Written task >>
Each record below should be repeated precisely as written.

Given information >>
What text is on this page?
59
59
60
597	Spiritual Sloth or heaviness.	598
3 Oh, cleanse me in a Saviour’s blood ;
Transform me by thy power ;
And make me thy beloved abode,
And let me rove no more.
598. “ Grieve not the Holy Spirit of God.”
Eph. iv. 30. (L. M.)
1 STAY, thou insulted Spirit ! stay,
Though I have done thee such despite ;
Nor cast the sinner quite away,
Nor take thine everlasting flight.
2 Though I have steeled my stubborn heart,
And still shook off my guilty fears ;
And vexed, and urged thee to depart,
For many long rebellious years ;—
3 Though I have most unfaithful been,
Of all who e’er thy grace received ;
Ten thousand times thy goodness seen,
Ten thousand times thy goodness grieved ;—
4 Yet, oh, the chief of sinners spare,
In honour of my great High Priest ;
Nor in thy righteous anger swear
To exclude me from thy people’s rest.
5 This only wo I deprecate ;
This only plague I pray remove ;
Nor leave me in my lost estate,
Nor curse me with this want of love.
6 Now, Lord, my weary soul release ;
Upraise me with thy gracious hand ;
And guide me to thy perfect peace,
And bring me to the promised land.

Answer for the task >>
What text is on this page?
59
59
60
597	Spiritual Sloth or heaviness.	598
3 Oh, cleanse me in a Saviour’s blood ;
Transform me by thy power ;
And make me thy beloved abode,
And let me rove no more.
598. “ Grieve not the Holy Spirit of God.”
Eph. iv. 30. (L. M.)
1 STAY, thou insulted Spirit ! stay,
Though I have done thee such despite ;
Nor cast the sinner quite away,
Nor take thine everlasting flight.
2 Though I have steeled my stubborn heart,
And still shook off my guilty fears ;
And vexed, and urged thee to depart,
For many long rebellious years ;—
3 Though I have most unfaithful been,
Of all who e’er thy grace received ;
Ten thousand times thy goodness seen,
Ten thousand times thy goodness grieved ;—
4 Yet, oh, the chief of sinners spare,
In honour of my great High Priest ;
Nor in thy righteous anger swear
To exclude me from thy people’s rest.
5 This only wo I deprecate ;
This only plague I pray remove ;
Nor leave me in my lost estate,
Nor curse me with this want of love.
6 Now, Lord, my weary soul release ;
Upraise me with thy gracious hand ;
And guide me to thy perfect peace,
And bring me to the promised land.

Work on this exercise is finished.